= TASK GOAL =
Report the tally of lines in the material below that have the string "image", with no other output.

= PROVIDED RECORDS =
━━━━━━━━━━━━━━━━

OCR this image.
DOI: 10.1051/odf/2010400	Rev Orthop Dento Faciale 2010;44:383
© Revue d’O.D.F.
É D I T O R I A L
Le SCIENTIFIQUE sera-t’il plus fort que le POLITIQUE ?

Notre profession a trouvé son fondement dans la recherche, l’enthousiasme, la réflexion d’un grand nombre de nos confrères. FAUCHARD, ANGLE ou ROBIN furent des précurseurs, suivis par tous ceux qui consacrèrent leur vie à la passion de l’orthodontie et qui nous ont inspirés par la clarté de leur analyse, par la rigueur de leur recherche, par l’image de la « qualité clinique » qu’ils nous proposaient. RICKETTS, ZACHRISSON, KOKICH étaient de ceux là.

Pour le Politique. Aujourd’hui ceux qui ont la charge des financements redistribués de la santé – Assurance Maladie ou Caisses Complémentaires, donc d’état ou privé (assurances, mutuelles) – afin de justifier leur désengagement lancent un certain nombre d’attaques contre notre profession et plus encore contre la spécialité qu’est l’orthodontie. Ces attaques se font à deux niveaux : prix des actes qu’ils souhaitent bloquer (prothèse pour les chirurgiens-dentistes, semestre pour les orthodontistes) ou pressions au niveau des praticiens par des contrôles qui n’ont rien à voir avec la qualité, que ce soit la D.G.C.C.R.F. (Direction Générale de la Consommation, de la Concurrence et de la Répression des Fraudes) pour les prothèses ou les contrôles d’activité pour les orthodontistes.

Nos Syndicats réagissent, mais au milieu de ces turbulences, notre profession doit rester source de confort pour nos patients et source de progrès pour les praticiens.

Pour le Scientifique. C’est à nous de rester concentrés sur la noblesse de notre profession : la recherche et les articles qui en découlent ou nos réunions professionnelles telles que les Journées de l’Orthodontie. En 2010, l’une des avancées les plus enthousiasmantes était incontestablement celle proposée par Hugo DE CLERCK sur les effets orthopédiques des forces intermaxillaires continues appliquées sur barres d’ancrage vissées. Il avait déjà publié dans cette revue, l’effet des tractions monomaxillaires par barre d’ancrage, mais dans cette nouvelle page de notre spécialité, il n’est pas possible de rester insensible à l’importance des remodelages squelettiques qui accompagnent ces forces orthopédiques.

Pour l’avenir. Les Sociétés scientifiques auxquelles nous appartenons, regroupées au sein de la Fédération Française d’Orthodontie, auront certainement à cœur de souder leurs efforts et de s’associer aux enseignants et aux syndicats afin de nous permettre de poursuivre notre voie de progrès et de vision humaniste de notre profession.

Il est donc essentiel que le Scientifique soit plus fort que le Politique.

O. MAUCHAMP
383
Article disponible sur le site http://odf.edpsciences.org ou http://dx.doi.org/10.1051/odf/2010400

━━━━━━━━━━━━━━━━

= SOLUTION FOR THIS PROBLEM =
2